::: ENTRIES SHOWN :::

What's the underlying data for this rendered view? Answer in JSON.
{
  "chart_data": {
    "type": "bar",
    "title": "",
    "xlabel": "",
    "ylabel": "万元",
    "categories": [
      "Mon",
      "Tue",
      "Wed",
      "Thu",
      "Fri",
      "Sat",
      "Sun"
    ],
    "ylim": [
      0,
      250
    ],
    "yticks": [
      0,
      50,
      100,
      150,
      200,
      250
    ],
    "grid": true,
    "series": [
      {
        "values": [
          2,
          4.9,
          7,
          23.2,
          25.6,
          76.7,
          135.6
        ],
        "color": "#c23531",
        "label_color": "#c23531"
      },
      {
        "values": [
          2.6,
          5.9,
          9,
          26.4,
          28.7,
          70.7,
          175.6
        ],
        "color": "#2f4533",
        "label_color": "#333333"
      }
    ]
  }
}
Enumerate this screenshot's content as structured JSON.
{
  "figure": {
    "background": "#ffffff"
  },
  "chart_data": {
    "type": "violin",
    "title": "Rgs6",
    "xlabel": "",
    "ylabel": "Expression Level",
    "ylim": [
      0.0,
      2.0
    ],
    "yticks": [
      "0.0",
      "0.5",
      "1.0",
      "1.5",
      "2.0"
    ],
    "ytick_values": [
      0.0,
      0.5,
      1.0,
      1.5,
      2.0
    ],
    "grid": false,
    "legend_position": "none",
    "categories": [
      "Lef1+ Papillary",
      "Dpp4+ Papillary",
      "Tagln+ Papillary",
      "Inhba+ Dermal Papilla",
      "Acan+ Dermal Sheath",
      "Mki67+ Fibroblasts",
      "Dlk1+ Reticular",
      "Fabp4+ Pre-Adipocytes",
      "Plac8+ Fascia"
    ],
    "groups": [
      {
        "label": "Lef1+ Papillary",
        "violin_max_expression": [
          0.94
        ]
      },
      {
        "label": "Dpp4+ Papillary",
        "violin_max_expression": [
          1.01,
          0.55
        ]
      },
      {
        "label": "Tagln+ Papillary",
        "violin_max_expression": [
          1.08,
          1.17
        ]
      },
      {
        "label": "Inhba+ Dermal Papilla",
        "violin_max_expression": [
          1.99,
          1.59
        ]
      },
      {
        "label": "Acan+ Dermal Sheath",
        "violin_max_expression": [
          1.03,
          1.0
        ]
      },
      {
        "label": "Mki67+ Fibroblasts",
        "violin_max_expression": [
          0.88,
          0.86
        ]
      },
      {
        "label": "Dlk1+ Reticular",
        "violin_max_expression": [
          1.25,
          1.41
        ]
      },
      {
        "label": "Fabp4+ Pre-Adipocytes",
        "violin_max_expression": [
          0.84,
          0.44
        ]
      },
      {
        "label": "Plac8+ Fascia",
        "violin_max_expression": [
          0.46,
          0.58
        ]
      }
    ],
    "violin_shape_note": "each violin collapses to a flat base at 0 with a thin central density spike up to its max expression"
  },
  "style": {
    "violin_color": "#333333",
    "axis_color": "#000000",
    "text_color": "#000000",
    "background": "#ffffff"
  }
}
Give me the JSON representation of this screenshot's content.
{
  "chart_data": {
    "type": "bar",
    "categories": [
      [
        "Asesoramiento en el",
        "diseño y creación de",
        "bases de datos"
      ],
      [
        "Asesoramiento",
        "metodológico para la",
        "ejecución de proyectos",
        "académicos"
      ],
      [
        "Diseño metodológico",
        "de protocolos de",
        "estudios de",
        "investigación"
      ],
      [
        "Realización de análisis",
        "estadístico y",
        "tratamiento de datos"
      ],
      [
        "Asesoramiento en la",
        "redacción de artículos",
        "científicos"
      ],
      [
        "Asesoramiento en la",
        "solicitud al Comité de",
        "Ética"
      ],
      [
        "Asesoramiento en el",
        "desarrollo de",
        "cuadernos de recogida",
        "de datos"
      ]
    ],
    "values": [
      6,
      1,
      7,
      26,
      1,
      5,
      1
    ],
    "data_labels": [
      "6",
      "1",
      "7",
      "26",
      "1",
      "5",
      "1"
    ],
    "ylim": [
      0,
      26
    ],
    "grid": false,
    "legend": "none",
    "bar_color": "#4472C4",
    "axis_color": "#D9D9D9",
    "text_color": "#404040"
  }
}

:::

REQUIREMENTS
Copy exactly, word for word, the line with "Give me the" through the final line of the listing.

PROBLEM SOLUTION
Give me the JSON representation of this screenshot's content.
{
  "chart_data": {
    "type": "bar",
    "categories": [
      [
        "Asesoramiento en el",
        "diseño y creación de",
        "bases de datos"
      ],
      [
        "Asesoramiento",
        "metodológico para la",
        "ejecución de proyectos",
        "académicos"
      ],
      [
        "Diseño metodológico",
        "de protocolos de",
        "estudios de",
        "investigación"
      ],
      [
        "Realización de análisis",
        "estadístico y",
        "tratamiento de datos"
      ],
      [
        "Asesoramiento en la",
        "redacción de artículos",
        "científicos"
      ],
      [
        "Asesoramiento en la",
        "solicitud al Comité de",
        "Ética"
      ],
      [
        "Asesoramiento en el",
        "desarrollo de",
        "cuadernos de recogida",
        "de datos"
      ]
    ],
    "values": [
      6,
      1,
      7,
      26,
      1,
      5,
      1
    ],
    "data_labels": [
      "6",
      "1",
      "7",
      "26",
      "1",
      "5",
      "1"
    ],
    "ylim": [
      0,
      26
    ],
    "grid": false,
    "legend": "none",
    "bar_color": "#4472C4",
    "axis_color": "#D9D9D9",
    "text_color": "#404040"
  }
}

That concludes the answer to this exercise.